***** SUPPLIED MATERIAL

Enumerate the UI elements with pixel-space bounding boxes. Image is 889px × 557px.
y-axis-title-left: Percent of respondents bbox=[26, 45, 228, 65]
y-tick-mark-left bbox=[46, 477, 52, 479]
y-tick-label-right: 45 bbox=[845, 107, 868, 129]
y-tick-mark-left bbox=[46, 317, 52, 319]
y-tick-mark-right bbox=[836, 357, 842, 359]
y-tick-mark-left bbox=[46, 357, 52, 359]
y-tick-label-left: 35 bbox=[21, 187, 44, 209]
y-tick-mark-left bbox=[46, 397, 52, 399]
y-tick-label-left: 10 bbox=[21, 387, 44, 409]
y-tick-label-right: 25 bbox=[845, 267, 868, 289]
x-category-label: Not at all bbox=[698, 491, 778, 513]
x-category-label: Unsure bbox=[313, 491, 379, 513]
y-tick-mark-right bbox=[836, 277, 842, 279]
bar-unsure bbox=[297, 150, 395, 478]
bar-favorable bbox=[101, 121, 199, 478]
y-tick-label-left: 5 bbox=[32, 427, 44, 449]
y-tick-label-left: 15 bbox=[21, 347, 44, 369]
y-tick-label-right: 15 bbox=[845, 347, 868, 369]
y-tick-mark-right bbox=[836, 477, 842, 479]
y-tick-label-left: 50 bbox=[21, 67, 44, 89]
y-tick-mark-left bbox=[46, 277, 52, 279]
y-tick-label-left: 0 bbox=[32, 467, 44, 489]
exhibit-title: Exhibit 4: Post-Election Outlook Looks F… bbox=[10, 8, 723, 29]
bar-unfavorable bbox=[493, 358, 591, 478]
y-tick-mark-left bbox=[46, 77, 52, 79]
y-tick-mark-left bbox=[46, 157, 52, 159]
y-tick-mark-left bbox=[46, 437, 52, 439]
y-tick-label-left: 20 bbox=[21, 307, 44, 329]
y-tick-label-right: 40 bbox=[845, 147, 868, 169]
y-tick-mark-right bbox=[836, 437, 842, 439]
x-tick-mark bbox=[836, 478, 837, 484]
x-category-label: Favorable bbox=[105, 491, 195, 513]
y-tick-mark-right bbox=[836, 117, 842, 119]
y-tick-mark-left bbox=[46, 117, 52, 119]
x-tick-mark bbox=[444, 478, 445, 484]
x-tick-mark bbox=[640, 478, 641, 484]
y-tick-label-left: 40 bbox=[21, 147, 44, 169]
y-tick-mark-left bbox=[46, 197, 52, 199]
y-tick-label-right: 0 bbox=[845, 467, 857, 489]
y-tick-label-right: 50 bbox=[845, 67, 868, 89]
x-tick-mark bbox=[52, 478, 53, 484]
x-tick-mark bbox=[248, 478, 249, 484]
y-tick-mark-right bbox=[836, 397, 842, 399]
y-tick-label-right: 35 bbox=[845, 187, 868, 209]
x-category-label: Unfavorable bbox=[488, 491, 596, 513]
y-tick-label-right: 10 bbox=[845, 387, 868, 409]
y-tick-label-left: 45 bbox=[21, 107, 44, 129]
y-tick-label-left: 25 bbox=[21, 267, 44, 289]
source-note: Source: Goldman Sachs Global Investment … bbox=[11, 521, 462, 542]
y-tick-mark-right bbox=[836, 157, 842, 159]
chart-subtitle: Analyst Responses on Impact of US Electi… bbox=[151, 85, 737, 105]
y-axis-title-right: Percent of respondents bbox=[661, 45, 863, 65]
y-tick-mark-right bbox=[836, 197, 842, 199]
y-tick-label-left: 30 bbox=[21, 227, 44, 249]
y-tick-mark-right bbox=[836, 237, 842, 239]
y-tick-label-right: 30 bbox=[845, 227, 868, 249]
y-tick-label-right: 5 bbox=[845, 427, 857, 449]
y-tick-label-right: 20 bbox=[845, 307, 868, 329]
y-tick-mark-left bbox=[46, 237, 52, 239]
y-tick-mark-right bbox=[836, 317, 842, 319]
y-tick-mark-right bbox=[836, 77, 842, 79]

**********

## THE REQUEST
Copy the material word for word, from its first line through the line containing "x-tick-mark bbox=[640, 478, 641, 484]", with both of those lines included.

## FULL OUTPUT
Enumerate the UI elements with pixel-space bounding boxes. Image is 889px × 557px.
y-axis-title-left: Percent of respondents bbox=[26, 45, 228, 65]
y-tick-mark-left bbox=[46, 477, 52, 479]
y-tick-label-right: 45 bbox=[845, 107, 868, 129]
y-tick-mark-left bbox=[46, 317, 52, 319]
y-tick-mark-right bbox=[836, 357, 842, 359]
y-tick-mark-left bbox=[46, 357, 52, 359]
y-tick-label-left: 35 bbox=[21, 187, 44, 209]
y-tick-mark-left bbox=[46, 397, 52, 399]
y-tick-label-left: 10 bbox=[21, 387, 44, 409]
y-tick-label-right: 25 bbox=[845, 267, 868, 289]
x-category-label: Not at all bbox=[698, 491, 778, 513]
x-category-label: Unsure bbox=[313, 491, 379, 513]
y-tick-mark-right bbox=[836, 277, 842, 279]
bar-unsure bbox=[297, 150, 395, 478]
bar-favorable bbox=[101, 121, 199, 478]
y-tick-label-left: 5 bbox=[32, 427, 44, 449]
y-tick-label-left: 15 bbox=[21, 347, 44, 369]
y-tick-label-right: 15 bbox=[845, 347, 868, 369]
y-tick-mark-right bbox=[836, 477, 842, 479]
y-tick-label-left: 50 bbox=[21, 67, 44, 89]
y-tick-mark-left bbox=[46, 277, 52, 279]
y-tick-label-left: 0 bbox=[32, 467, 44, 489]
exhibit-title: Exhibit 4: Post-Election Outlook Looks F… bbox=[10, 8, 723, 29]
bar-unfavorable bbox=[493, 358, 591, 478]
y-tick-mark-left bbox=[46, 77, 52, 79]
y-tick-mark-left bbox=[46, 157, 52, 159]
y-tick-mark-left bbox=[46, 437, 52, 439]
y-tick-label-left: 20 bbox=[21, 307, 44, 329]
y-tick-label-right: 40 bbox=[845, 147, 868, 169]
y-tick-mark-right bbox=[836, 437, 842, 439]
x-tick-mark bbox=[836, 478, 837, 484]
x-category-label: Favorable bbox=[105, 491, 195, 513]
y-tick-mark-right bbox=[836, 117, 842, 119]
y-tick-mark-left bbox=[46, 117, 52, 119]
x-tick-mark bbox=[444, 478, 445, 484]
x-tick-mark bbox=[640, 478, 641, 484]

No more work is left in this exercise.